[START]
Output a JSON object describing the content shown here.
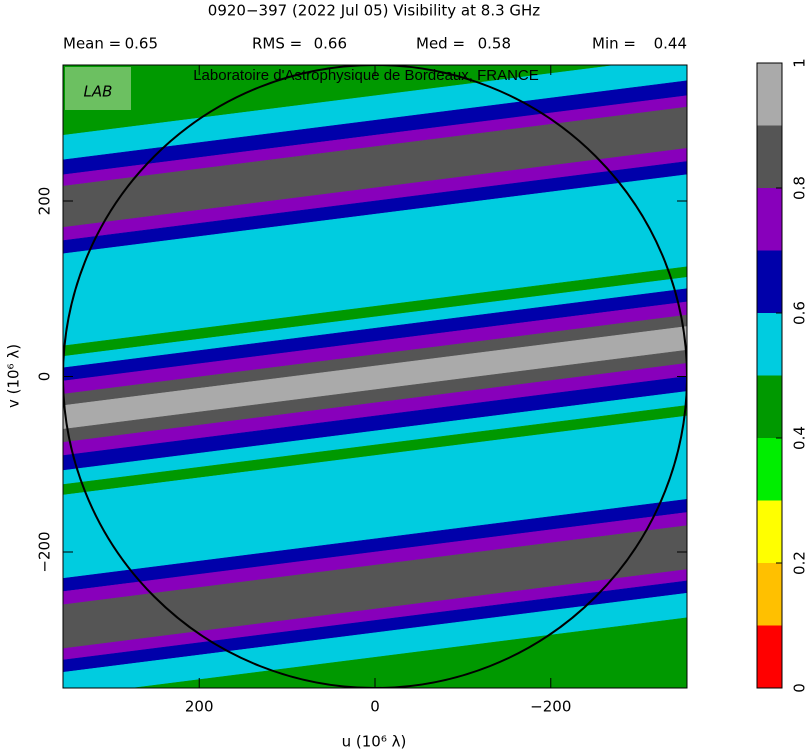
{
  "chart_data": {
    "type": "uv-bands",
    "title": "0920−397  (2022 Jul 05)   Visibility at  8.3 GHz",
    "stats": [
      {
        "label": "Mean =",
        "value": 0.65
      },
      {
        "label": "RMS =",
        "value": 0.66
      },
      {
        "label": "Med =",
        "value": 0.58
      },
      {
        "label": "Min =",
        "value": 0.44
      }
    ],
    "watermark": "Laboratoire d'Astrophysique de Bordeaux, FRANCE",
    "logo": "LAB",
    "x_label": "u  (10⁶ λ)",
    "y_label": "v  (10⁶ λ)",
    "xlim": [
      355,
      -355
    ],
    "ylim": [
      -355,
      355
    ],
    "xticks": [
      200,
      0,
      {
        "value": -200,
        "label": "−200"
      }
    ],
    "yticks": [
      {
        "value": -200,
        "label": "−200"
      },
      0,
      200
    ],
    "stripe_slope": -0.127,
    "circle_radius": 355,
    "bands": [
      {
        "level": 0.4,
        "v": [
          320,
          420
        ]
      },
      {
        "level": 0.5,
        "v": [
          292,
          320
        ]
      },
      {
        "level": 0.6,
        "v": [
          275,
          292
        ]
      },
      {
        "level": 0.7,
        "v": [
          262,
          275
        ]
      },
      {
        "level": 0.8,
        "v": [
          215,
          262
        ]
      },
      {
        "level": 0.7,
        "v": [
          200,
          215
        ]
      },
      {
        "level": 0.6,
        "v": [
          185,
          200
        ]
      },
      {
        "level": 0.5,
        "v": [
          80,
          185
        ]
      },
      {
        "level": 0.4,
        "v": [
          68,
          80
        ]
      },
      {
        "level": 0.5,
        "v": [
          55,
          68
        ]
      },
      {
        "level": 0.6,
        "v": [
          40,
          55
        ]
      },
      {
        "level": 0.7,
        "v": [
          25,
          40
        ]
      },
      {
        "level": 0.8,
        "v": [
          12,
          25
        ]
      },
      {
        "level": 0.9,
        "v": [
          -15,
          12
        ]
      },
      {
        "level": 0.8,
        "v": [
          -30,
          -15
        ]
      },
      {
        "level": 0.7,
        "v": [
          -45,
          -30
        ]
      },
      {
        "level": 0.6,
        "v": [
          -62,
          -45
        ]
      },
      {
        "level": 0.5,
        "v": [
          -78,
          -62
        ]
      },
      {
        "level": 0.4,
        "v": [
          -90,
          -78
        ]
      },
      {
        "level": 0.5,
        "v": [
          -185,
          -90
        ]
      },
      {
        "level": 0.6,
        "v": [
          -200,
          -185
        ]
      },
      {
        "level": 0.7,
        "v": [
          -215,
          -200
        ]
      },
      {
        "level": 0.8,
        "v": [
          -265,
          -215
        ]
      },
      {
        "level": 0.7,
        "v": [
          -278,
          -265
        ]
      },
      {
        "level": 0.6,
        "v": [
          -292,
          -278
        ]
      },
      {
        "level": 0.5,
        "v": [
          -320,
          -292
        ]
      },
      {
        "level": 0.4,
        "v": [
          -420,
          -320
        ]
      }
    ],
    "colorbar": {
      "levels": [
        0,
        0.1,
        0.2,
        0.3,
        0.4,
        0.5,
        0.6,
        0.7,
        0.8,
        0.9,
        1
      ],
      "colors": [
        "#ff0000",
        "#ffc000",
        "#ffff00",
        "#00ee00",
        "#009900",
        "#00cce0",
        "#0000aa",
        "#8800bb",
        "#555555",
        "#aaaaaa"
      ],
      "ticks": [
        0,
        0.2,
        0.4,
        0.6,
        0.8,
        1
      ]
    }
  }
}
[END]
In your copy, leave out the pictures and reproduce the material above exactly.

Output a JSON object describing the content shown here.
{
  "chart_data": {
    "type": "uv-bands",
    "title": "0920−397  (2022 Jul 05)   Visibility at  8.3 GHz",
    "stats": [
      {
        "label": "Mean =",
        "value": 0.65
      },
      {
        "label": "RMS =",
        "value": 0.66
      },
      {
        "label": "Med =",
        "value": 0.58
      },
      {
        "label": "Min =",
        "value": 0.44
      }
    ],
    "watermark": "Laboratoire d'Astrophysique de Bordeaux, FRANCE",
    "logo": "LAB",
    "x_label": "u  (10⁶ λ)",
    "y_label": "v  (10⁶ λ)",
    "xlim": [
      355,
      -355
    ],
    "ylim": [
      -355,
      355
    ],
    "xticks": [
      200,
      0,
      {
        "value": -200,
        "label": "−200"
      }
    ],
    "yticks": [
      {
        "value": -200,
        "label": "−200"
      },
      0,
      200
    ],
    "stripe_slope": -0.127,
    "circle_radius": 355,
    "bands": [
      {
        "level": 0.4,
        "v": [
          320,
          420
        ]
      },
      {
        "level": 0.5,
        "v": [
          292,
          320
        ]
      },
      {
        "level": 0.6,
        "v": [
          275,
          292
        ]
      },
      {
        "level": 0.7,
        "v": [
          262,
          275
        ]
      },
      {
        "level": 0.8,
        "v": [
          215,
          262
        ]
      },
      {
        "level": 0.7,
        "v": [
          200,
          215
        ]
      },
      {
        "level": 0.6,
        "v": [
          185,
          200
        ]
      },
      {
        "level": 0.5,
        "v": [
          80,
          185
        ]
      },
      {
        "level": 0.4,
        "v": [
          68,
          80
        ]
      },
      {
        "level": 0.5,
        "v": [
          55,
          68
        ]
      },
      {
        "level": 0.6,
        "v": [
          40,
          55
        ]
      },
      {
        "level": 0.7,
        "v": [
          25,
          40
        ]
      },
      {
        "level": 0.8,
        "v": [
          12,
          25
        ]
      },
      {
        "level": 0.9,
        "v": [
          -15,
          12
        ]
      },
      {
        "level": 0.8,
        "v": [
          -30,
          -15
        ]
      },
      {
        "level": 0.7,
        "v": [
          -45,
          -30
        ]
      },
      {
        "level": 0.6,
        "v": [
          -62,
          -45
        ]
      },
      {
        "level": 0.5,
        "v": [
          -78,
          -62
        ]
      },
      {
        "level": 0.4,
        "v": [
          -90,
          -78
        ]
      },
      {
        "level": 0.5,
        "v": [
          -185,
          -90
        ]
      },
      {
        "level": 0.6,
        "v": [
          -200,
          -185
        ]
      },
      {
        "level": 0.7,
        "v": [
          -215,
          -200
        ]
      },
      {
        "level": 0.8,
        "v": [
          -265,
          -215
        ]
      },
      {
        "level": 0.7,
        "v": [
          -278,
          -265
        ]
      },
      {
        "level": 0.6,
        "v": [
          -292,
          -278
        ]
      },
      {
        "level": 0.5,
        "v": [
          -320,
          -292
        ]
      },
      {
        "level": 0.4,
        "v": [
          -420,
          -320
        ]
      }
    ],
    "colorbar": {
      "levels": [
        0,
        0.1,
        0.2,
        0.3,
        0.4,
        0.5,
        0.6,
        0.7,
        0.8,
        0.9,
        1
      ],
      "colors": [
        "#ff0000",
        "#ffc000",
        "#ffff00",
        "#00ee00",
        "#009900",
        "#00cce0",
        "#0000aa",
        "#8800bb",
        "#555555",
        "#aaaaaa"
      ],
      "ticks": [
        0,
        0.2,
        0.4,
        0.6,
        0.8,
        1
      ]
    }
  }
}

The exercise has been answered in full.